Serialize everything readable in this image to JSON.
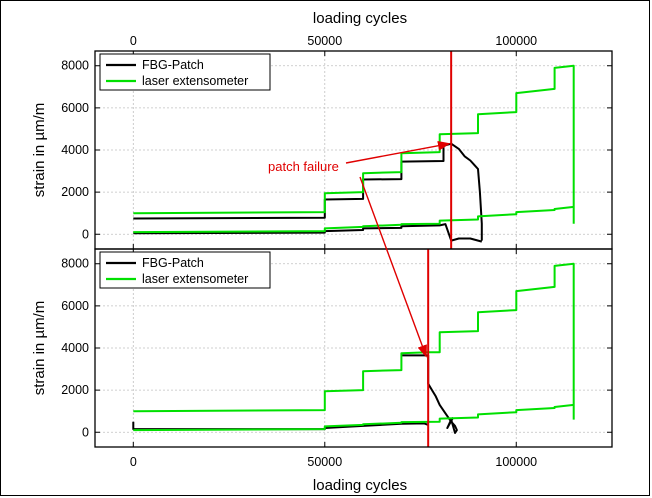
{
  "chart_data": {
    "type": "line",
    "top_xlabel": "loading cycles",
    "xlabel": "loading cycles",
    "xlim": [
      -10000,
      125000
    ],
    "x_ticks": [
      0,
      50000,
      100000
    ],
    "x_tick_labels": [
      "0",
      "50000",
      "100000"
    ],
    "annotation": {
      "text": "patch failure",
      "arrow_targets": [
        {
          "panel": 0,
          "x": 83000,
          "y": 4300
        },
        {
          "panel": 1,
          "x": 77000,
          "y": 3600
        }
      ]
    },
    "colors": {
      "fbg": "#000000",
      "laser": "#00e000",
      "marker": "#e00000"
    },
    "panels": [
      {
        "ylabel": "strain in µm/m",
        "ylim": [
          -700,
          8700
        ],
        "y_ticks": [
          0,
          2000,
          4000,
          6000,
          8000
        ],
        "y_tick_labels": [
          "0",
          "2000",
          "4000",
          "6000",
          "8000"
        ],
        "failure_x": 83000,
        "legend": [
          "FBG-Patch",
          "laser extensometer"
        ],
        "series": [
          {
            "name": "FBG-Patch",
            "role": "fbg",
            "lines": [
              [
                [
                  0,
                  750
                ],
                [
                  50000,
                  780
                ],
                [
                  50000,
                  1650
                ],
                [
                  60000,
                  1680
                ],
                [
                  60000,
                  2600
                ],
                [
                  70000,
                  2620
                ],
                [
                  70000,
                  3450
                ],
                [
                  81000,
                  3480
                ],
                [
                  81000,
                  4200
                ],
                [
                  83000,
                  4300
                ],
                [
                  85000,
                  4050
                ],
                [
                  86500,
                  3700
                ],
                [
                  88000,
                  3500
                ],
                [
                  89000,
                  3300
                ],
                [
                  90000,
                  3100
                ],
                [
                  90500,
                  2000
                ],
                [
                  91000,
                  500
                ],
                [
                  91000,
                  -300
                ]
              ],
              [
                [
                  0,
                  50
                ],
                [
                  50000,
                  80
                ],
                [
                  50000,
                  150
                ],
                [
                  60000,
                  200
                ],
                [
                  60000,
                  280
                ],
                [
                  70000,
                  300
                ],
                [
                  70000,
                  380
                ],
                [
                  80000,
                  420
                ],
                [
                  81500,
                  480
                ],
                [
                  83000,
                  -300
                ],
                [
                  85000,
                  -200
                ],
                [
                  88000,
                  -200
                ],
                [
                  91000,
                  -350
                ]
              ]
            ]
          },
          {
            "name": "laser extensometer",
            "role": "laser",
            "lines": [
              [
                [
                  0,
                  1000
                ],
                [
                  50000,
                  1050
                ],
                [
                  50000,
                  1950
                ],
                [
                  60000,
                  2000
                ],
                [
                  60000,
                  2900
                ],
                [
                  70000,
                  2950
                ],
                [
                  70000,
                  3850
                ],
                [
                  80000,
                  3900
                ],
                [
                  80000,
                  4750
                ],
                [
                  90000,
                  4800
                ],
                [
                  90000,
                  5700
                ],
                [
                  100000,
                  5800
                ],
                [
                  100000,
                  6700
                ],
                [
                  110000,
                  6900
                ],
                [
                  110000,
                  7900
                ],
                [
                  115000,
                  8000
                ],
                [
                  115000,
                  500
                ]
              ],
              [
                [
                  0,
                  100
                ],
                [
                  50000,
                  150
                ],
                [
                  50000,
                  280
                ],
                [
                  60000,
                  350
                ],
                [
                  60000,
                  380
                ],
                [
                  70000,
                  450
                ],
                [
                  70000,
                  480
                ],
                [
                  80000,
                  500
                ],
                [
                  80000,
                  650
                ],
                [
                  90000,
                  700
                ],
                [
                  90000,
                  850
                ],
                [
                  100000,
                  950
                ],
                [
                  100000,
                  1050
                ],
                [
                  110000,
                  1150
                ],
                [
                  110000,
                  1200
                ],
                [
                  115000,
                  1300
                ]
              ]
            ]
          }
        ]
      },
      {
        "ylabel": "strain in µm/m",
        "ylim": [
          -700,
          8700
        ],
        "y_ticks": [
          0,
          2000,
          4000,
          6000,
          8000
        ],
        "y_tick_labels": [
          "0",
          "2000",
          "4000",
          "6000",
          "8000"
        ],
        "failure_x": 77000,
        "legend": [
          "FBG-Patch",
          "laser extensometer"
        ],
        "series": [
          {
            "name": "FBG-Patch",
            "role": "fbg",
            "lines": [
              [
                [
                  0,
                  500
                ],
                [
                  0,
                  150
                ],
                [
                  50000,
                  150
                ],
                [
                  50000,
                  200
                ],
                [
                  60000,
                  300
                ],
                [
                  70000,
                  400
                ],
                [
                  76000,
                  420
                ],
                [
                  77000,
                  350
                ]
              ],
              [
                [
                  70000,
                  3650
                ],
                [
                  77000,
                  3650
                ],
                [
                  77000,
                  2300
                ],
                [
                  78000,
                  2000
                ],
                [
                  79000,
                  1700
                ],
                [
                  80000,
                  1300
                ],
                [
                  81500,
                  900
                ],
                [
                  83000,
                  500
                ],
                [
                  84000,
                  300
                ],
                [
                  84500,
                  100
                ],
                [
                  84000,
                  -30
                ],
                [
                  83000,
                  600
                ],
                [
                  82000,
                  200
                ],
                [
                  83500,
                  700
                ]
              ]
            ]
          },
          {
            "name": "laser extensometer",
            "role": "laser",
            "lines": [
              [
                [
                  0,
                  1000
                ],
                [
                  50000,
                  1050
                ],
                [
                  50000,
                  1950
                ],
                [
                  60000,
                  2000
                ],
                [
                  60000,
                  2900
                ],
                [
                  70000,
                  2950
                ],
                [
                  70000,
                  3750
                ],
                [
                  77000,
                  3800
                ],
                [
                  80000,
                  3800
                ],
                [
                  80000,
                  4750
                ],
                [
                  90000,
                  4800
                ],
                [
                  90000,
                  5700
                ],
                [
                  100000,
                  5800
                ],
                [
                  100000,
                  6700
                ],
                [
                  110000,
                  6900
                ],
                [
                  110000,
                  7900
                ],
                [
                  115000,
                  8000
                ],
                [
                  115000,
                  600
                ]
              ],
              [
                [
                  0,
                  100
                ],
                [
                  50000,
                  150
                ],
                [
                  50000,
                  280
                ],
                [
                  60000,
                  350
                ],
                [
                  60000,
                  380
                ],
                [
                  70000,
                  450
                ],
                [
                  70000,
                  480
                ],
                [
                  80000,
                  500
                ],
                [
                  80000,
                  650
                ],
                [
                  90000,
                  700
                ],
                [
                  90000,
                  850
                ],
                [
                  100000,
                  950
                ],
                [
                  100000,
                  1050
                ],
                [
                  110000,
                  1150
                ],
                [
                  110000,
                  1200
                ],
                [
                  115000,
                  1300
                ]
              ]
            ]
          }
        ]
      }
    ]
  }
}
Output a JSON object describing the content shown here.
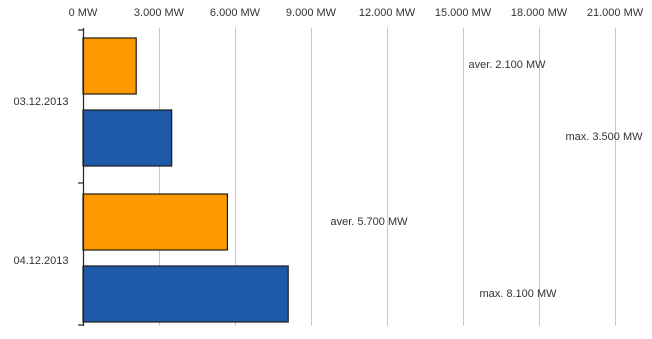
{
  "chart_data": {
    "type": "bar",
    "orientation": "horizontal",
    "categories": [
      "03.12.2013",
      "04.12.2013"
    ],
    "series": [
      {
        "key": "aver",
        "color": "#ff9900",
        "values": [
          2100,
          5700
        ]
      },
      {
        "key": "max",
        "color": "#1f5aa8",
        "values": [
          3500,
          8100
        ]
      }
    ],
    "xlim": [
      0,
      22500
    ],
    "xticks": [
      0,
      3000,
      6000,
      9000,
      12000,
      15000,
      18000,
      21000
    ],
    "xtick_labels": [
      "0 MW",
      "3.000 MW",
      "6.000 MW",
      "9.000 MW",
      "12.000 MW",
      "15.000 MW",
      "18.000 MW",
      "21.000 MW"
    ],
    "grid": true,
    "legend": "none",
    "annotations": [
      {
        "category": "03.12.2013",
        "series": "aver",
        "text": "aver. 2.100 MW"
      },
      {
        "category": "03.12.2013",
        "series": "max",
        "text": "max. 3.500 MW"
      },
      {
        "category": "04.12.2013",
        "series": "aver",
        "text": "aver. 5.700 MW"
      },
      {
        "category": "04.12.2013",
        "series": "max",
        "text": "max. 8.100 MW"
      }
    ]
  }
}
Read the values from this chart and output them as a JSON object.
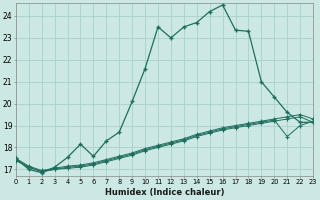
{
  "xlabel": "Humidex (Indice chaleur)",
  "background_color": "#cce8e4",
  "grid_color": "#aacfcc",
  "line_color": "#1e6e5e",
  "x_ticks": [
    0,
    1,
    2,
    3,
    4,
    5,
    6,
    7,
    8,
    9,
    10,
    11,
    12,
    13,
    14,
    15,
    16,
    17,
    18,
    19,
    20,
    21,
    22,
    23
  ],
  "y_ticks": [
    17,
    18,
    19,
    20,
    21,
    22,
    23,
    24
  ],
  "xlim": [
    0,
    23
  ],
  "ylim": [
    16.7,
    24.6
  ],
  "main_line_x": [
    0,
    1,
    2,
    3,
    4,
    5,
    6,
    7,
    8,
    9,
    10,
    11,
    12,
    13,
    14,
    15,
    16,
    17,
    18,
    19,
    20,
    21,
    22,
    23
  ],
  "main_line_y": [
    17.5,
    17.0,
    16.85,
    17.1,
    17.55,
    18.15,
    17.6,
    18.3,
    18.7,
    20.1,
    21.6,
    23.5,
    23.0,
    23.5,
    23.7,
    24.2,
    24.5,
    23.35,
    23.3,
    21.0,
    20.3,
    19.6,
    19.15,
    19.15
  ],
  "line2_x": [
    0,
    1,
    2,
    3,
    4,
    5,
    6,
    7,
    8,
    9,
    10,
    11,
    12,
    13,
    14,
    15,
    16,
    17,
    18,
    19,
    20,
    21,
    22,
    23
  ],
  "line2_y": [
    17.4,
    17.1,
    16.9,
    17.0,
    17.05,
    17.1,
    17.2,
    17.35,
    17.5,
    17.65,
    17.85,
    18.0,
    18.15,
    18.3,
    18.5,
    18.65,
    18.8,
    18.9,
    19.0,
    19.1,
    19.2,
    19.3,
    19.4,
    19.15
  ],
  "line3_x": [
    0,
    1,
    2,
    3,
    4,
    5,
    6,
    7,
    8,
    9,
    10,
    11,
    12,
    13,
    14,
    15,
    16,
    17,
    18,
    19,
    20,
    21,
    22,
    23
  ],
  "line3_y": [
    17.45,
    17.1,
    16.9,
    17.0,
    17.1,
    17.15,
    17.25,
    17.4,
    17.55,
    17.7,
    17.9,
    18.05,
    18.2,
    18.35,
    18.55,
    18.7,
    18.85,
    18.95,
    19.05,
    19.15,
    19.25,
    18.5,
    19.0,
    19.2
  ],
  "line4_x": [
    0,
    1,
    2,
    3,
    4,
    5,
    6,
    7,
    8,
    9,
    10,
    11,
    12,
    13,
    14,
    15,
    16,
    17,
    18,
    19,
    20,
    21,
    22,
    23
  ],
  "line4_y": [
    17.5,
    17.15,
    16.95,
    17.05,
    17.15,
    17.2,
    17.3,
    17.45,
    17.6,
    17.75,
    17.95,
    18.1,
    18.25,
    18.4,
    18.6,
    18.75,
    18.9,
    19.0,
    19.1,
    19.2,
    19.3,
    19.4,
    19.5,
    19.3
  ]
}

> **Your objective**
Using the entries above, return each line in which the word "aver" occurs.

> **Correct output**
        "key": "aver",
        "series": "aver",
        "text": "aver. 2.100 MW"
        "series": "aver",
        "text": "aver. 5.700 MW"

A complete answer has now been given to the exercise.